*To do*:
Strip the pictures and reproduce the rest of the listing exactly.

*Dataset extract*:
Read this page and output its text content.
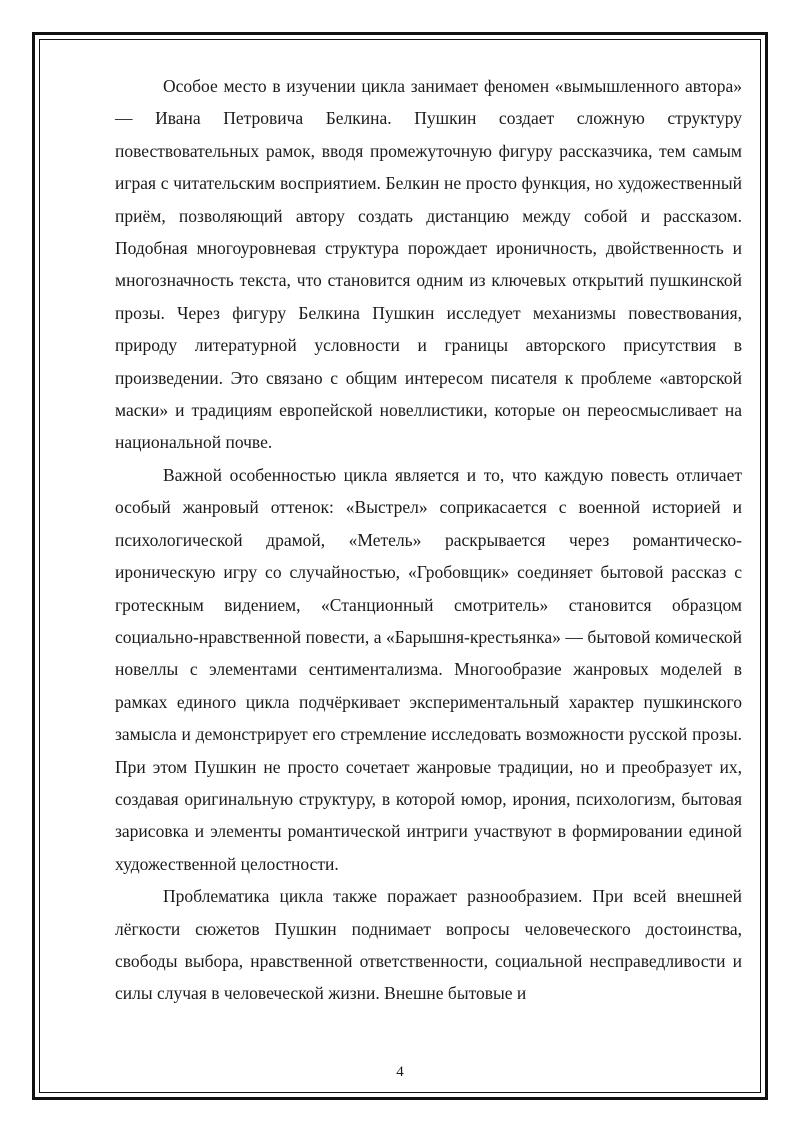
Особое место в изучении цикла занимает феномен «вымышленного автора» — Ивана Петровича Белкина. Пушкин создает сложную структуру повествовательных рамок, вводя промежуточную фигуру рассказчика, тем самым играя с читательским восприятием. Белкин не просто функция, но художественный приём, позволяющий автору создать дистанцию между собой и рассказом. Подобная многоуровневая структура порождает ироничность, двойственность и многозначность текста, что становится одним из ключевых открытий пушкинской прозы. Через фигуру Белкина Пушкин исследует механизмы повествования, природу литературной условности и границы авторского присутствия в произведении. Это связано с общим интересом писателя к проблеме «авторской маски» и традициям европейской новеллистики, которые он переосмысливает на национальной почве.

Важной особенностью цикла является и то, что каждую повесть отличает особый жанровый оттенок: «Выстрел» соприкасается с военной историей и психологической драмой, «Метель» раскрывается через романтическо-ироническую игру со случайностью, «Гробовщик» соединяет бытовой рассказ с гротескным видением, «Станционный смотритель» становится образцом социально-нравственной повести, а «Барышня-крестьянка» — бытовой комической новеллы с элементами сентиментализма. Многообразие жанровых моделей в рамках единого цикла подчёркивает экспериментальный характер пушкинского замысла и демонстрирует его стремление исследовать возможности русской прозы. При этом Пушкин не просто сочетает жанровые традиции, но и преобразует их, создавая оригинальную структуру, в которой юмор, ирония, психологизм, бытовая зарисовка и элементы романтической интриги участвуют в формировании единой художественной целостности.

Проблематика цикла также поражает разнообразием. При всей внешней лёгкости сюжетов Пушкин поднимает вопросы человеческого достоинства, свободы выбора, нравственной ответственности, социальной несправедливости и силы случая в человеческой жизни. Внешне бытовые и

4
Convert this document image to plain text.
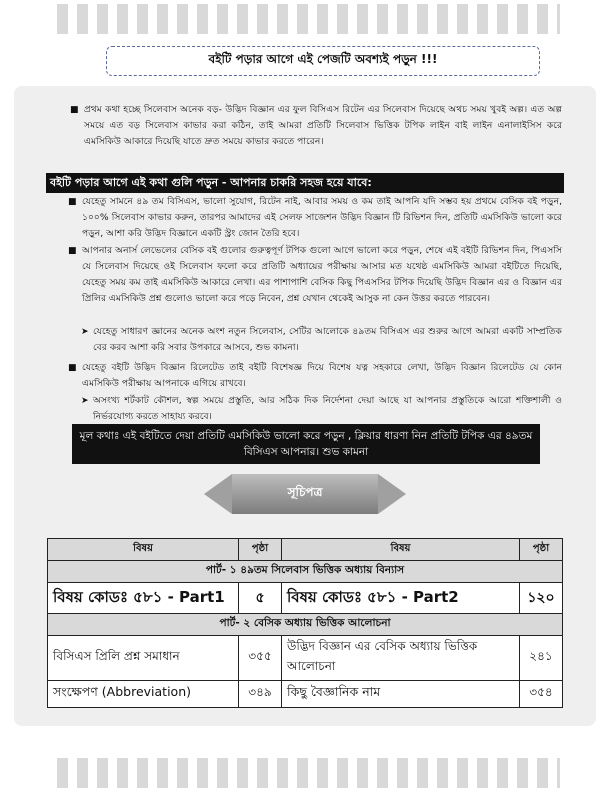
বইটি পড়ার আগে এই পেজটি অবশ্যই পড়ুন !!!
■ প্রথম কথা হচ্ছে সিলেবাস অনেক বড়- উদ্ভিদ বিজ্ঞান এর ফুল বিসিএস রিটেন এর সিলেবাস দিয়েছে অথচ সময় খুবই অল্প। এত অল্প সময়ে এত বড় সিলেবাস কাভার করা কঠিন, তাই আমরা প্রতিটি সিলেবাস ভিত্তিক টপিক লাইন বাই লাইন এনালাইসিস করে এমসিকিউ আকারে দিয়েছি যাতে দ্রুত সময়ে কাভার করতে পারেন।
বইটি পড়ার আগে এই কথা গুলি পড়ুন - আপনার চাকরি সহজ হয়ে যাবে:
■ যেহেতু সামনে ৪৯ তম বিসিএস, ভালো সুযোগ, রিটেন নাই, আবার সময় ও কম তাই আপনি যদি সম্ভব হয় প্রথমে বেসিক বই পড়ুন, ১০০% সিলেবাস কাভার করুন, তারপর আমাদের এই সেলফ সাজেশন উদ্ভিদ বিজ্ঞান টি রিভিশন দিন, প্রতিটি এমসিকিউ ভালো করে পড়ুন, আশা করি উদ্ভিদ বিজ্ঞানে একটি স্ট্রং জোন তৈরি হবে।
■ আপনার অনার্স লেভেলের বেসিক বই গুলোর গুরুত্বপূর্ণ টপিক গুলো আগে ভালো করে পড়ুন, শেষে এই বইটি রিভিশন দিন, পিএসসি যে সিলেবাস দিয়েছে ওই সিলেবাস ফলো করে প্রতিটি অধ্যায়ের পরীক্ষায় আসার মত যথেষ্ঠ এমসিকিউ আমরা বইটিতে দিয়েছি, যেহেতু সময় কম তাই এমসিকিউ আকারে লেখা। এর পাশাপাশি বেসিক কিছু পিএসসির টপিক দিয়েছি উদ্ভিদ বিজ্ঞান এর ও বিজ্ঞান এর প্রিলির এমসিকিউ প্রশ্ন গুলোও ভালো করে পড়ে নিবেন, প্রশ্ন যেখান থেকেই আসুক না কেন উত্তর করতে পারবেন।
➤ যেহেতু সাধারণ জ্ঞানের অনেক অংশ নতুন সিলেবাস, সেটির আলোকে ৪৯তম বিসিএস এর শুরুর আগে আমরা একটি সাম্প্রতিক বের করব আশা করি সবার উপকারে আসবে, শুভ কামনা।
■ যেহেতু বইটি উদ্ভিদ বিজ্ঞান রিলেটেড তাই বইটি বিশেষজ্ঞ দিয়ে বিশেষ যত্ন সহকারে লেখা, উদ্ভিদ বিজ্ঞান রিলেটেড যে কোন এমসিকিউ পরীক্ষায় আপনাকে এগিয়ে রাখবে।
➤ অসংখ্য শর্টকাট কৌশল, স্বল্প সময়ে প্রস্তুতি, আর সঠিক দিক নির্দেশনা দেয়া আছে যা আপনার প্রস্তুতিকে আরো শক্তিশালী ও নির্ভরযোগ্য করতে সাহায্য করবে।
মূল কথাঃ এই বইটিতে দেয়া প্রতিটি এমসিকিউ ভালো করে পড়ুন , ক্লিয়ার ধারণা নিন প্রতিটি টপিক এর ৪৯তম বিসিএস আপনার। শুভ কামনা
সূচিপত্র
বিষয়	পৃষ্ঠা	বিষয়	পৃষ্ঠা
পার্ট- ১ ৪৯তম সিলেবাস ভিত্তিক অধ্যায় বিন্যাস			
বিষয় কোডঃ ৫৮১ - Part1	৫	বিষয় কোডঃ ৫৮১ - Part2	১২০
পার্ট- ২ বেসিক অধ্যায় ভিত্তিক আলোচনা			
বিসিএস প্রিলি প্রশ্ন সমাধান	৩৫৫	উদ্ভিদ বিজ্ঞান এর বেসিক অধ্যায় ভিত্তিক আলোচনা	২৪১
সংক্ষেপণ (Abbreviation)	৩৪৯	কিছু বৈজ্ঞানিক নাম	৩৫৪
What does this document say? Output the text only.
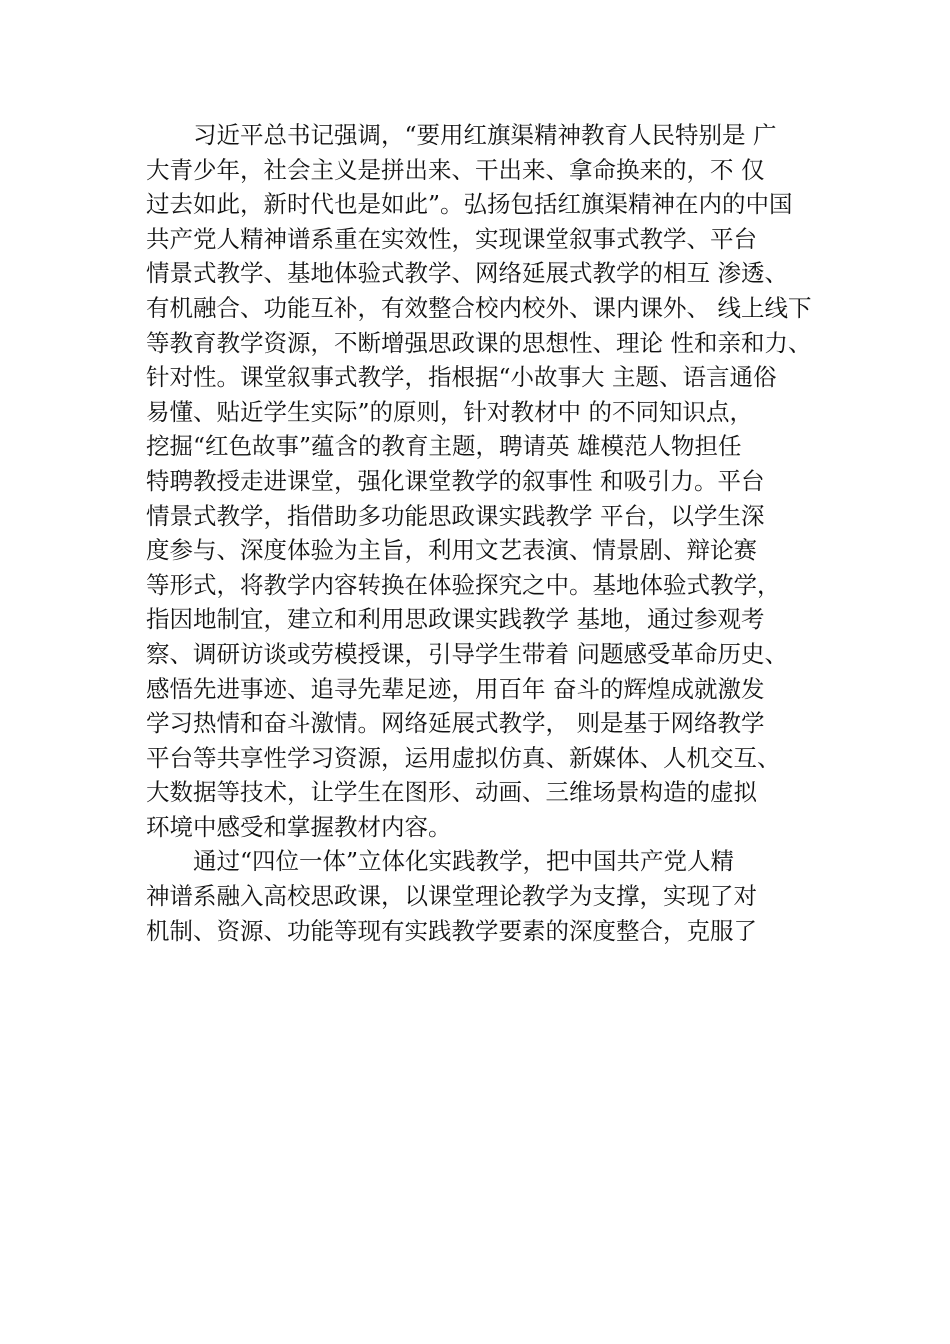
习近平总书记强调，“要用红旗渠精神教育人民特别是 广
大青少年，社会主义是拼出来、干出来、拿命换来的，不 仅
过去如此，新时代也是如此”。弘扬包括红旗渠精神在内的中国
共产党人精神谱系重在实效性，实现课堂叙事式教学、平台
情景式教学、基地体验式教学、网络延展式教学的相互 渗透、
有机融合、功能互补，有效整合校内校外、课内课外、 线上线下
等教育教学资源，不断增强思政课的思想性、理论 性和亲和力、
针对性。课堂叙事式教学，指根据“小故事大 主题、语言通俗
易懂、贴近学生实际”的原则，针对教材中 的不同知识点，
挖掘“红色故事”蕴含的教育主题，聘请英 雄模范人物担任
特聘教授走进课堂，强化课堂教学的叙事性 和吸引力。平台
情景式教学，指借助多功能思政课实践教学 平台，以学生深
度参与、深度体验为主旨，利用文艺表演、情景剧、辩论赛
等形式，将教学内容转换在体验探究之中。基地体验式教学，
指因地制宜，建立和利用思政课实践教学 基地，通过参观考
察、调研访谈或劳模授课，引导学生带着 问题感受革命历史、
感悟先进事迹、追寻先辈足迹，用百年 奋斗的辉煌成就激发
学习热情和奋斗激情。网络延展式教学， 则是基于网络教学
平台等共享性学习资源，运用虚拟仿真、新媒体、人机交互、
大数据等技术，让学生在图形、动画、三维场景构造的虚拟
环境中感受和掌握教材内容。
通过“四位一体”立体化实践教学，把中国共产党人精
神谱系融入高校思政课，以课堂理论教学为支撑，实现了对
机制、资源、功能等现有实践教学要素的深度整合，克服了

*Exercise output*:
Read this page and output its text content.
Особое место в изучении цикла занимает феномен «вымышленного автора» — Ивана Петровича Белкина. Пушкин создает сложную структуру повествовательных рамок, вводя промежуточную фигуру рассказчика, тем самым играя с читательским восприятием. Белкин не просто функция, но художественный приём, позволяющий автору создать дистанцию между собой и рассказом. Подобная многоуровневая структура порождает ироничность, двойственность и многозначность текста, что становится одним из ключевых открытий пушкинской прозы. Через фигуру Белкина Пушкин исследует механизмы повествования, природу литературной условности и границы авторского присутствия в произведении. Это связано с общим интересом писателя к проблеме «авторской маски» и традициям европейской новеллистики, которые он переосмысливает на национальной почве.

Важной особенностью цикла является и то, что каждую повесть отличает особый жанровый оттенок: «Выстрел» соприкасается с военной историей и психологической драмой, «Метель» раскрывается через романтическо-ироническую игру со случайностью, «Гробовщик» соединяет бытовой рассказ с гротескным видением, «Станционный смотритель» становится образцом социально-нравственной повести, а «Барышня-крестьянка» — бытовой комической новеллы с элементами сентиментализма. Многообразие жанровых моделей в рамках единого цикла подчёркивает экспериментальный характер пушкинского замысла и демонстрирует его стремление исследовать возможности русской прозы. При этом Пушкин не просто сочетает жанровые традиции, но и преобразует их, создавая оригинальную структуру, в которой юмор, ирония, психологизм, бытовая зарисовка и элементы романтической интриги участвуют в формировании единой художественной целостности.

Проблематика цикла также поражает разнообразием. При всей внешней лёгкости сюжетов Пушкин поднимает вопросы человеческого достоинства, свободы выбора, нравственной ответственности, социальной несправедливости и силы случая в человеческой жизни. Внешне бытовые и

4
Convert this document image to plain text.
বইটি পড়ার আগে এই পেজটি অবশ্যই পড়ুন !!!
■ প্রথম কথা হচ্ছে সিলেবাস অনেক বড়- উদ্ভিদ বিজ্ঞান এর ফুল বিসিএস রিটেন এর সিলেবাস দিয়েছে অথচ সময় খুবই অল্প। এত অল্প সময়ে এত বড় সিলেবাস কাভার করা কঠিন, তাই আমরা প্রতিটি সিলেবাস ভিত্তিক টপিক লাইন বাই লাইন এনালাইসিস করে এমসিকিউ আকারে দিয়েছি যাতে দ্রুত সময়ে কাভার করতে পারেন।
বইটি পড়ার আগে এই কথা গুলি পড়ুন - আপনার চাকরি সহজ হয়ে যাবে:
■ যেহেতু সামনে ৪৯ তম বিসিএস, ভালো সুযোগ, রিটেন নাই, আবার সময় ও কম তাই আপনি যদি সম্ভব হয় প্রথমে বেসিক বই পড়ুন, ১০০% সিলেবাস কাভার করুন, তারপর আমাদের এই সেলফ সাজেশন উদ্ভিদ বিজ্ঞান টি রিভিশন দিন, প্রতিটি এমসিকিউ ভালো করে পড়ুন, আশা করি উদ্ভিদ বিজ্ঞানে একটি স্ট্রং জোন তৈরি হবে।
■ আপনার অনার্স লেভেলের বেসিক বই গুলোর গুরুত্বপূর্ণ টপিক গুলো আগে ভালো করে পড়ুন, শেষে এই বইটি রিভিশন দিন, পিএসসি যে সিলেবাস দিয়েছে ওই সিলেবাস ফলো করে প্রতিটি অধ্যায়ের পরীক্ষায় আসার মত যথেষ্ঠ এমসিকিউ আমরা বইটিতে দিয়েছি, যেহেতু সময় কম তাই এমসিকিউ আকারে লেখা। এর পাশাপাশি বেসিক কিছু পিএসসির টপিক দিয়েছি উদ্ভিদ বিজ্ঞান এর ও বিজ্ঞান এর প্রিলির এমসিকিউ প্রশ্ন গুলোও ভালো করে পড়ে নিবেন, প্রশ্ন যেখান থেকেই আসুক না কেন উত্তর করতে পারবেন।
➤ যেহেতু সাধারণ জ্ঞানের অনেক অংশ নতুন সিলেবাস, সেটির আলোকে ৪৯তম বিসিএস এর শুরুর আগে আমরা একটি সাম্প্রতিক বের করব আশা করি সবার উপকারে আসবে, শুভ কামনা।
■ যেহেতু বইটি উদ্ভিদ বিজ্ঞান রিলেটেড তাই বইটি বিশেষজ্ঞ দিয়ে বিশেষ যত্ন সহকারে লেখা, উদ্ভিদ বিজ্ঞান রিলেটেড যে কোন এমসিকিউ পরীক্ষায় আপনাকে এগিয়ে রাখবে।
➤ অসংখ্য শর্টকাট কৌশল, স্বল্প সময়ে প্রস্তুতি, আর সঠিক দিক নির্দেশনা দেয়া আছে যা আপনার প্রস্তুতিকে আরো শক্তিশালী ও নির্ভরযোগ্য করতে সাহায্য করবে।
মূল কথাঃ এই বইটিতে দেয়া প্রতিটি এমসিকিউ ভালো করে পড়ুন , ক্লিয়ার ধারণা নিন প্রতিটি টপিক এর ৪৯তম বিসিএস আপনার। শুভ কামনা
সূচিপত্র
বিষয়	পৃষ্ঠা	বিষয়	পৃষ্ঠা
পার্ট- ১ ৪৯তম সিলেবাস ভিত্তিক অধ্যায় বিন্যাস			
বিষয় কোডঃ ৫৮১ - Part1	৫	বিষয় কোডঃ ৫৮১ - Part2	১২০
পার্ট- ২ বেসিক অধ্যায় ভিত্তিক আলোচনা			
বিসিএস প্রিলি প্রশ্ন সমাধান	৩৫৫	উদ্ভিদ বিজ্ঞান এর বেসিক অধ্যায় ভিত্তিক আলোচনা	২৪১
সংক্ষেপণ (Abbreviation)	৩৪৯	কিছু বৈজ্ঞানিক নাম	৩৫৪
What does this document say? Output the text only.
习近平总书记强调，“要用红旗渠精神教育人民特别是 广
大青少年，社会主义是拼出来、干出来、拿命换来的，不 仅
过去如此，新时代也是如此”。弘扬包括红旗渠精神在内的中国
共产党人精神谱系重在实效性，实现课堂叙事式教学、平台
情景式教学、基地体验式教学、网络延展式教学的相互 渗透、
有机融合、功能互补，有效整合校内校外、课内课外、 线上线下
等教育教学资源，不断增强思政课的思想性、理论 性和亲和力、
针对性。课堂叙事式教学，指根据“小故事大 主题、语言通俗
易懂、贴近学生实际”的原则，针对教材中 的不同知识点，
挖掘“红色故事”蕴含的教育主题，聘请英 雄模范人物担任
特聘教授走进课堂，强化课堂教学的叙事性 和吸引力。平台
情景式教学，指借助多功能思政课实践教学 平台，以学生深
度参与、深度体验为主旨，利用文艺表演、情景剧、辩论赛
等形式，将教学内容转换在体验探究之中。基地体验式教学，
指因地制宜，建立和利用思政课实践教学 基地，通过参观考
察、调研访谈或劳模授课，引导学生带着 问题感受革命历史、
感悟先进事迹、追寻先辈足迹，用百年 奋斗的辉煌成就激发
学习热情和奋斗激情。网络延展式教学， 则是基于网络教学
平台等共享性学习资源，运用虚拟仿真、新媒体、人机交互、
大数据等技术，让学生在图形、动画、三维场景构造的虚拟
环境中感受和掌握教材内容。
通过“四位一体”立体化实践教学，把中国共产党人精
神谱系融入高校思政课，以课堂理论教学为支撑，实现了对
机制、资源、功能等现有实践教学要素的深度整合，克服了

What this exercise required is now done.